TEKS HALAMAN:
----------------------------------------

Oleh: Radhar Tribaskoro
Reformasi kepolisian kini dihadapkan pada sebuah pemandangan yang menarik sekaligus menggelisahkan: ada dua tim yang dibentuk. Kapolri menunjuk tim internalnya, Presiden membentuk tim eksternal yang dipimpin Menkopolhukam Djamari Chaniago dengan dukungan Jenderal Ahmad Dhofiri. Pertanyaannya segera mengemuka: apakah langkah Kapolri itu tidak kontra-produktif? Atau justru sebuah pelengkap?
Di mata publik, pembentukan dua tim itu menyerupai dua cermin yang berhadapan. Yang satu memantulkan bayangan ke dalam, ke tubuh kepolisian sendiri. Yang lain menatap ke luar, kepada tata negara, kepada hubungan Polri dengan kekuasaan sipil dan dengan masyarakat. Kedua cermin itu bisa saling menambah cahaya, tapi bisa pula membuat bayangan-bayangan berlipat ganda, membingungkan siapa yang sedang dibenahi.
Alasan masyarakat menuntut reformasi polisi sesungguhnya sederhana: karena polisi telah terlalu lama dipakai sebagai alat. Ia dipanggil untuk mengkriminalisasi lawan politik. Ia dimobilisasi dalam momen-momen elektoral untuk memengaruhi jalannya kompetisi. Yang seharusnya menjadi penjaga hukum, berubah menjadi instrumen kekuasaan.
Inilah bayangan lama yang menghantui. Dan karena itulah, tim internal sekeras apa pun kerjanya tetap akan terbatas. Bagaimana mungkin sebuah institusi mereformasi dirinya sendiri dari kecenderungan melayani politik, sementara tekanan politik itu datang justru dari atasannya, dari lingkaran kekuasaan yang lebih tinggi? Bagaimana mungkin sebuah tim internal mengakui bahwa masalah sesungguhnya adalah keberpihakan kepolisian kepada mereka yang sedang berkuasa?
Reformasi kepolisian bukan sekadar urusan teknis. Ia menyentuh jantung persoalan legitimasi negara. Polisi, bersama tentara, adalah wajah yang sehari-hari dilihat rakyat dari apa yang disebut “negara.” Ketika wajah itu menampilkan kekerasan, manipulasi hukum, dan intervensi dalam politik, yang runtuh bukan hanya kepercayaan pada Polri, melainkan kepercayaan pada negara itu sendiri.
Itulah sebabnya publik memandang penting kehadiran tim eksternal. Di bawah Presiden, tim ini lebih pantas menerima mandat penuh. Sebab masalahnya bukan lagi soal SOP, bukan lagi soal pendidikan disiplin, melainkan soal rule of the game: bagaimana posisi Polri dalam demokrasi? bagaimana mekanisme pengawasan eksternal? bagaimana menjamin polisi tidak lagi digunakan untuk melayani kepentingan elektoral?

----------------------------------------

DATA TERCATAT:

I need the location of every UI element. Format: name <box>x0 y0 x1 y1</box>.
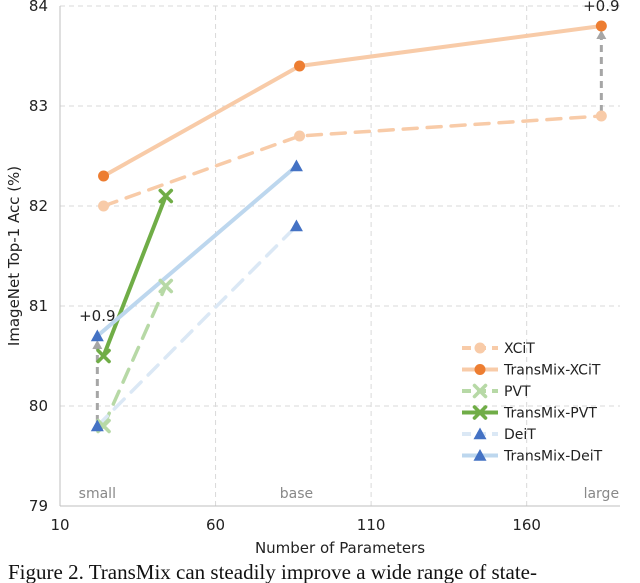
figure-caption: Figure 2. TransMix can steadily improve … <box>8 560 537 583</box>
y-tick-label: 81 <box>29 297 48 315</box>
line-chart: 79 80 81 82 83 84 10 60 110 160 small base large Numb… <box>5 0 620 557</box>
model-size-label: large <box>584 486 619 502</box>
data-point-deit <box>90 419 104 432</box>
legend-marker-deit <box>473 427 487 440</box>
x-tick-label: 160 <box>512 516 541 534</box>
legend-label-deit: DeiT <box>504 427 536 443</box>
data-point-pvt <box>158 278 174 294</box>
y-tick-label: 84 <box>29 0 48 15</box>
x-axis-title: Number of Parameters <box>255 539 425 557</box>
y-tick-label: 82 <box>29 197 48 215</box>
data-point-transmix-deit <box>289 159 303 172</box>
data-point-transmix-pvt <box>158 188 174 204</box>
axes: 79 80 81 82 83 84 10 60 110 160 small base large Numb… <box>5 0 620 557</box>
data-point-transmix-xcit <box>294 60 306 72</box>
legend-label-pvt: PVT <box>504 384 531 400</box>
y-tick-label: 80 <box>29 397 48 415</box>
model-size-label: small <box>79 486 116 502</box>
data-point-xcit <box>294 130 306 142</box>
y-tick-label: 83 <box>29 97 48 115</box>
legend-marker-transmix-deit <box>473 449 487 461</box>
legend-label-xcit: XCiT <box>504 341 535 357</box>
annotation-arrow-head <box>596 30 607 39</box>
legend-marker-pvt <box>472 383 488 399</box>
data-point-transmix-xcit <box>98 170 110 182</box>
series-line-xcit <box>101 114 604 208</box>
data-point-deit <box>289 219 303 232</box>
x-tick-label: 110 <box>357 516 386 534</box>
series-markers <box>90 20 607 434</box>
data-point-transmix-xcit <box>595 20 607 32</box>
data-point-transmix-pvt <box>96 348 111 364</box>
legend-label-transmix-pvt: TransMix-PVT <box>503 406 597 422</box>
annotation-arrow-head <box>92 340 103 349</box>
y-axis-title: ImageNet Top-1 Acc (%) <box>5 166 23 346</box>
legend: XCiT TransMix-XCiT PVT TransMix-PVT DeiT Tran… <box>462 341 603 465</box>
data-point-transmix-deit <box>90 329 104 342</box>
annotation-label: +0.9 <box>583 0 619 15</box>
legend-label-transmix-xcit: TransMix-XCiT <box>503 363 601 379</box>
x-tick-label: 10 <box>50 516 69 534</box>
legend-marker-transmix-pvt <box>472 405 488 420</box>
series-line-transmix-pvt <box>101 194 168 358</box>
x-tick-label: 60 <box>206 516 225 534</box>
grid <box>60 5 620 506</box>
data-point-xcit <box>98 200 110 212</box>
data-point-xcit <box>595 110 607 122</box>
y-tick-label: 79 <box>29 497 48 515</box>
series-line-deit <box>95 224 299 428</box>
series-line-pvt <box>101 284 168 428</box>
series-lines <box>95 24 604 428</box>
legend-marker-transmix-xcit <box>474 364 486 375</box>
legend-label-transmix-deit: TransMix-DeiT <box>503 449 603 465</box>
model-size-label: base <box>280 486 313 502</box>
legend-marker-xcit <box>474 342 486 354</box>
series-line-transmix-deit <box>95 164 299 338</box>
annotation-label: +0.9 <box>79 307 115 325</box>
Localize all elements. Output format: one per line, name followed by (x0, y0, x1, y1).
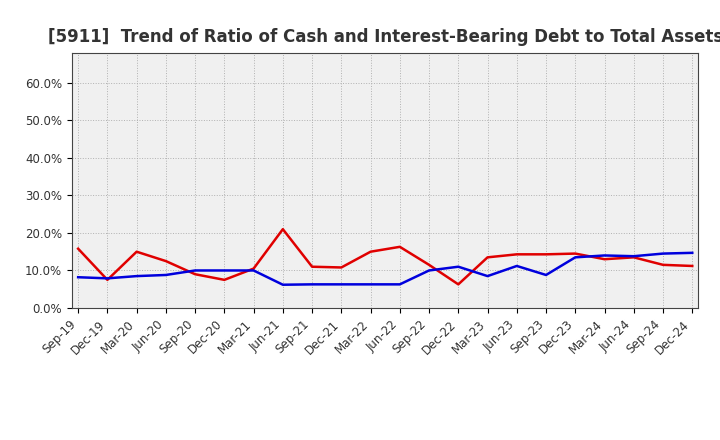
Interest-Bearing Debt (191, 268, 199, 273)
Cash (103, 277, 112, 282)
Cash (483, 255, 492, 260)
Cash (659, 262, 667, 268)
Interest-Bearing Debt (74, 275, 83, 280)
Cash (337, 265, 346, 270)
Title: [5911]  Trend of Ratio of Cash and Interest-Bearing Debt to Total Assets: [5911] Trend of Ratio of Cash and Intere… (48, 28, 720, 46)
Cash (425, 262, 433, 268)
Cash (307, 264, 316, 269)
Interest-Bearing Debt (132, 273, 141, 279)
Cash (249, 266, 258, 271)
Cash (220, 277, 229, 282)
Cash (279, 227, 287, 232)
Interest-Bearing Debt (307, 282, 316, 287)
Interest-Bearing Debt (425, 268, 433, 273)
Interest-Bearing Debt (600, 253, 609, 258)
Interest-Bearing Debt (395, 282, 404, 287)
Cash (74, 246, 83, 251)
Interest-Bearing Debt (483, 273, 492, 279)
Cash (366, 249, 375, 254)
Interest-Bearing Debt (571, 255, 580, 260)
Interest-Bearing Debt (659, 251, 667, 256)
Interest-Bearing Debt (220, 268, 229, 273)
Interest-Bearing Debt (337, 282, 346, 287)
Interest-Bearing Debt (279, 282, 287, 287)
Line: Interest-Bearing Debt: Interest-Bearing Debt (78, 253, 692, 285)
Cash (541, 252, 550, 257)
Cash (454, 282, 463, 287)
Interest-Bearing Debt (513, 263, 521, 268)
Interest-Bearing Debt (103, 276, 112, 281)
Cash (191, 271, 199, 277)
Cash (571, 251, 580, 256)
Cash (395, 244, 404, 249)
Interest-Bearing Debt (454, 264, 463, 269)
Interest-Bearing Debt (249, 268, 258, 273)
Cash (513, 252, 521, 257)
Interest-Bearing Debt (688, 250, 696, 256)
Interest-Bearing Debt (541, 272, 550, 278)
Cash (688, 263, 696, 268)
Interest-Bearing Debt (629, 253, 638, 259)
Cash (629, 255, 638, 260)
Interest-Bearing Debt (366, 282, 375, 287)
Cash (132, 249, 141, 254)
Line: Cash: Cash (78, 229, 692, 284)
Interest-Bearing Debt (161, 272, 170, 278)
Cash (600, 257, 609, 262)
Cash (161, 258, 170, 264)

----------------------------------------

ARAHAN TUGAS:
[A] Sebutkan semua hal yang, menurut teks tentang reformasi kepolisian, dapat ditampilkan oleh "wajah" negara sehingga kepercayaan pada negara runtuh.
[B] Tampilkan tanpa perubahan bagian teks tentang reformasi kepolisian mulai dari "Inilah bayangan lama" sampai dengan "yang sedang berkuasa?".

HASIL PER TUGAS:
[A] kekerasan; manipulasi hukum; intervensi dalam politik

[B]
Inilah bayangan lama yang menghantui. Dan karena itulah, tim internal sekeras apa pun kerjanya tetap akan terbatas. Bagaimana mungkin sebuah institusi mereformasi dirinya sendiri dari kecenderungan melayani politik, sementara tekanan politik itu datang justru dari atasannya, dari lingkaran kekuasaan yang lebih tinggi? Bagaimana mungkin sebuah tim internal mengakui bahwa masalah sesungguhnya adalah keberpihakan kepolisian kepada mereka yang sedang berkuasa?